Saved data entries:
^^^^
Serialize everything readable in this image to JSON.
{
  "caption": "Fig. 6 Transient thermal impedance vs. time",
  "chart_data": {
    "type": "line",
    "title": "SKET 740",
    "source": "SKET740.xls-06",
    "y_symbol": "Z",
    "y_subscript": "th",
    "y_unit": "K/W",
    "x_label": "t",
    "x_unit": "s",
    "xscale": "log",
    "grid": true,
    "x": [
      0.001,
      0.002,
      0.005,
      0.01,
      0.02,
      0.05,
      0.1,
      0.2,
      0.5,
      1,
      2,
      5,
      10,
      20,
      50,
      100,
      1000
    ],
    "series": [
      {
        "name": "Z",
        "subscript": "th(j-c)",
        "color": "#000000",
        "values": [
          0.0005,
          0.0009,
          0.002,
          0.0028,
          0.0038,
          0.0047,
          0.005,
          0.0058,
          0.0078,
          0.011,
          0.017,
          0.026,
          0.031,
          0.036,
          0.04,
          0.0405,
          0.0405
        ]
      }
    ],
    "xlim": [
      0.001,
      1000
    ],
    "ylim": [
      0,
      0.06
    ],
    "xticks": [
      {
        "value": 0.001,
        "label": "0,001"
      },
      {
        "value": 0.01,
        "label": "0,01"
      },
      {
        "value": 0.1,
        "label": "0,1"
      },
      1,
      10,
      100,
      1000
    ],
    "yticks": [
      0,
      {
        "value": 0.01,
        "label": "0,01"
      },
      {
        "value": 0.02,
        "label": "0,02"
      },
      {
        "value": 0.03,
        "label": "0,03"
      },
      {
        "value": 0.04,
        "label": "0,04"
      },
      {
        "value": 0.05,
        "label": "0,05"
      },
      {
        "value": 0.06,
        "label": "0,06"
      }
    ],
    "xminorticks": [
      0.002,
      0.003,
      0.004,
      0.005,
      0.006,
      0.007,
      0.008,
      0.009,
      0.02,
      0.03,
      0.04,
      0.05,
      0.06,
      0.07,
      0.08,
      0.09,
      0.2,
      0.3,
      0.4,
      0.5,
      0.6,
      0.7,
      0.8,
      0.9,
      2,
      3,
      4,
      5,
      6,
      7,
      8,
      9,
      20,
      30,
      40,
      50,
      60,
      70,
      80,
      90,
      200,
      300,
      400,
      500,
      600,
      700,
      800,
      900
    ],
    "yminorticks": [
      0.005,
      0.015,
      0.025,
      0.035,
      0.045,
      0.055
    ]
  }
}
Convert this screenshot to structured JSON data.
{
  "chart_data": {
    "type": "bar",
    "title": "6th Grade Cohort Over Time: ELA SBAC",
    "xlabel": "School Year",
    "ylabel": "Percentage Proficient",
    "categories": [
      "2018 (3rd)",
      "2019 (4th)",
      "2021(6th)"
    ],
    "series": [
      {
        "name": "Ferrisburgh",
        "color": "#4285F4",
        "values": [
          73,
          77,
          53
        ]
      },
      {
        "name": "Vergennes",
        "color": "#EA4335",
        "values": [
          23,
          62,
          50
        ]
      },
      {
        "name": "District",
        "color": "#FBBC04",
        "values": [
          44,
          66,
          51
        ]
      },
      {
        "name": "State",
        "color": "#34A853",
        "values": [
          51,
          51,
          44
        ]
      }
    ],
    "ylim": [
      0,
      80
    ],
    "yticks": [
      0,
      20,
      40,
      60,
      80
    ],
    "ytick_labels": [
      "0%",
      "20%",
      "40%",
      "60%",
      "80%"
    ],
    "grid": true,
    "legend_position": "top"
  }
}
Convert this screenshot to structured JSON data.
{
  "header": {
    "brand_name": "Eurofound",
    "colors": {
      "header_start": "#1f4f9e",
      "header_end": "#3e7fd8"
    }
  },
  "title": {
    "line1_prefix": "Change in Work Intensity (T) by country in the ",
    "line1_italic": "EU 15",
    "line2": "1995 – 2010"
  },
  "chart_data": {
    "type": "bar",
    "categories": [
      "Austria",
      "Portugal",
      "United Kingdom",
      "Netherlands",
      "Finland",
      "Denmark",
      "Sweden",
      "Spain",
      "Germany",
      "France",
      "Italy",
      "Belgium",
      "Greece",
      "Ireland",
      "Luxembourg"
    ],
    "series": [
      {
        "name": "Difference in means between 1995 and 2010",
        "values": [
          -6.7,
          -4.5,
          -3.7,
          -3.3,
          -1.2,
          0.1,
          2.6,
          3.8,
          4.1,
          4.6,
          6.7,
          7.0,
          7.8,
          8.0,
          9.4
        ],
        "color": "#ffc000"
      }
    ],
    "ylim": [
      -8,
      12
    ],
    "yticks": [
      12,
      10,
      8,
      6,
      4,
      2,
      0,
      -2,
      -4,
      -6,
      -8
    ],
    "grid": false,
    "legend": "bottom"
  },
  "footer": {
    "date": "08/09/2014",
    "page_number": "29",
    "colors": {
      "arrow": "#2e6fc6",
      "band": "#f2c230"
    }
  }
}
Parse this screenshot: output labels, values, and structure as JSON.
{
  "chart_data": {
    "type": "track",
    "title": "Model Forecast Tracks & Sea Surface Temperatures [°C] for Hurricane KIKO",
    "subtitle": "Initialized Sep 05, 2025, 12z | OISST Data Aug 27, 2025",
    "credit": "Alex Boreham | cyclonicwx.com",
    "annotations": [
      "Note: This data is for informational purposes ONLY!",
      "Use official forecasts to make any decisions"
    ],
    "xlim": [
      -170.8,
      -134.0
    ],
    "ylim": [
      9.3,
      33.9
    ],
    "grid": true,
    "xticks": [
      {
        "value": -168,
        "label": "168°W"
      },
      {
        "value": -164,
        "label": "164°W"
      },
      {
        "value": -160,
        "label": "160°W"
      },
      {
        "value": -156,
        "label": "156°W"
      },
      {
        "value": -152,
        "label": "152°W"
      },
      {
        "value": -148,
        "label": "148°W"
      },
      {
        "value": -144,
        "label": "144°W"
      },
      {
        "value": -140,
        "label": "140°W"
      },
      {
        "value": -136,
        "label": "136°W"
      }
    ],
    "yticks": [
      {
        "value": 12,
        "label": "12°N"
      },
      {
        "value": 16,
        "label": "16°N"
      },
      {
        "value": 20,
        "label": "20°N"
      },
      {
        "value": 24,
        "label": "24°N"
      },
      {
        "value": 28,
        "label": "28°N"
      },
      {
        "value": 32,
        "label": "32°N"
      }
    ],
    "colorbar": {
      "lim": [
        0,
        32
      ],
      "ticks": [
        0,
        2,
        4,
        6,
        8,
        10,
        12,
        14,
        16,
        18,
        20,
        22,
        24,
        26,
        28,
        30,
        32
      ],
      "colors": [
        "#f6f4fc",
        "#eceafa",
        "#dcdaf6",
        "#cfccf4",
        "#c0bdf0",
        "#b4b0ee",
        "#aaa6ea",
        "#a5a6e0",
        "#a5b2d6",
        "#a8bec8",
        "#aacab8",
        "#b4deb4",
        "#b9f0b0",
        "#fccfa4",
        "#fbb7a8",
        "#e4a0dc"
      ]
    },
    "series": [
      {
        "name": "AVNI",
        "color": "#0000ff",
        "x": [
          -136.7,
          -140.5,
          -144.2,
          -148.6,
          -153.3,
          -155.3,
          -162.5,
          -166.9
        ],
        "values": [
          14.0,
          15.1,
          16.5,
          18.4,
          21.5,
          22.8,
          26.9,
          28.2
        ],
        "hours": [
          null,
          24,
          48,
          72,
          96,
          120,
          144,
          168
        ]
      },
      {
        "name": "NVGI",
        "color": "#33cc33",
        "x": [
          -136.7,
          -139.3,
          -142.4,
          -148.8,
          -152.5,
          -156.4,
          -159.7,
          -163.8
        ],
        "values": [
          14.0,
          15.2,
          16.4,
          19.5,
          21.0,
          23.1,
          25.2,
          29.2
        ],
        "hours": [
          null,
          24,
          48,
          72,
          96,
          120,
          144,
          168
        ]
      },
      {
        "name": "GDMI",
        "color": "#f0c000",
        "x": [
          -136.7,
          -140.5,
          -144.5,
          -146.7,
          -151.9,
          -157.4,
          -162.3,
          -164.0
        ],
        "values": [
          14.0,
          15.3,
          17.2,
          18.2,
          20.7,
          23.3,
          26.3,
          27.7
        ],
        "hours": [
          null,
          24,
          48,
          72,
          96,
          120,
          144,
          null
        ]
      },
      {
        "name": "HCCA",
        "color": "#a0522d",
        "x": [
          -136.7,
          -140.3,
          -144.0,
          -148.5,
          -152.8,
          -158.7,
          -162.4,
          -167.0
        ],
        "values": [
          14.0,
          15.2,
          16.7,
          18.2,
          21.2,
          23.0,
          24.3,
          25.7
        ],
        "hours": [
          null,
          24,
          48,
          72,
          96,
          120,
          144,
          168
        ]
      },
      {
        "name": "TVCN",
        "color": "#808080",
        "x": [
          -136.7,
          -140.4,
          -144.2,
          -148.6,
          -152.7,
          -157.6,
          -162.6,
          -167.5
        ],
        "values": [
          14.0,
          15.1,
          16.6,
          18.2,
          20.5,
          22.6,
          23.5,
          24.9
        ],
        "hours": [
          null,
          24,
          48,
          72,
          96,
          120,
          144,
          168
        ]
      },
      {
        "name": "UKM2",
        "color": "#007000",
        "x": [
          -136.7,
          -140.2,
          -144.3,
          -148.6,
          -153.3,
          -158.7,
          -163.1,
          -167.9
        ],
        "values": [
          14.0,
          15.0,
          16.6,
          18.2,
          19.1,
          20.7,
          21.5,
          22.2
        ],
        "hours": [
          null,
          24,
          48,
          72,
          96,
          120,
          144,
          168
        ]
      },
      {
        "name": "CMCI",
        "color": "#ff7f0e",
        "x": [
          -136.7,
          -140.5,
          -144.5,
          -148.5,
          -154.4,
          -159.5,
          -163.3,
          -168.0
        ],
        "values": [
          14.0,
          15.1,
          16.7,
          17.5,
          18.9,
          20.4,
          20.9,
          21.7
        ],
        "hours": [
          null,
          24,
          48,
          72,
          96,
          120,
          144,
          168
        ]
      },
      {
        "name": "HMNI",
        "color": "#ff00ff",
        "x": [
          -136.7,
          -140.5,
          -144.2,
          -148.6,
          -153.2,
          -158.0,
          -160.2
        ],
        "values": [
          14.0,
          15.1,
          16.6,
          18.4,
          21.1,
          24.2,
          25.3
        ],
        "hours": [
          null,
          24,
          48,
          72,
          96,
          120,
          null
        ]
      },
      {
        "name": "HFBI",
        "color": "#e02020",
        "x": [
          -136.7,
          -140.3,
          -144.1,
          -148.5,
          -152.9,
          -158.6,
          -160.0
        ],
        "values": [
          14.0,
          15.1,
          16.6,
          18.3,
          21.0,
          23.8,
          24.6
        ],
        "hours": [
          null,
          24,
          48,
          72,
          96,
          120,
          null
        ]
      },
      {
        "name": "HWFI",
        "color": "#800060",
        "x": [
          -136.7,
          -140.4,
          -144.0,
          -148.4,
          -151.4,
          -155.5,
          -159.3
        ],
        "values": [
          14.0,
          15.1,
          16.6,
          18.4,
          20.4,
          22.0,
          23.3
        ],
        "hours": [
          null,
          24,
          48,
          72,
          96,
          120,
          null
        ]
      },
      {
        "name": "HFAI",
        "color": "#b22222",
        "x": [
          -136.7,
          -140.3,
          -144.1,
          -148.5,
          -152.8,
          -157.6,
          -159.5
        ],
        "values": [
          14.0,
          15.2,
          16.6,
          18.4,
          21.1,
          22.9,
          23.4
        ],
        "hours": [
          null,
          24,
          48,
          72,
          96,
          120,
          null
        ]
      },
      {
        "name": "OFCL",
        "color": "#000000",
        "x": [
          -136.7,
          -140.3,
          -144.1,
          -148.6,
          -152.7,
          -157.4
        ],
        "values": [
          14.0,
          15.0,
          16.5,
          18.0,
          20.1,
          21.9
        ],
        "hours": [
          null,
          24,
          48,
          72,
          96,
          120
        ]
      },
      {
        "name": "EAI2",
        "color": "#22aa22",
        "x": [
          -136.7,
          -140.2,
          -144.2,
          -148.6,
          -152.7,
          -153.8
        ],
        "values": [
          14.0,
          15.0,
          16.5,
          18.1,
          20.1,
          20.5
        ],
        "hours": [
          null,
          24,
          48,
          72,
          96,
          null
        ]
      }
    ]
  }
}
^^^^
* _THE TASK_
Select every line of the material above holding the word "JSON" and copy it.

* _WRITTEN SOLUTION_
Serialize everything readable in this image to JSON.
Convert this screenshot to structured JSON data.
Convert this screenshot to structured JSON data.
Parse this screenshot: output labels, values, and structure as JSON.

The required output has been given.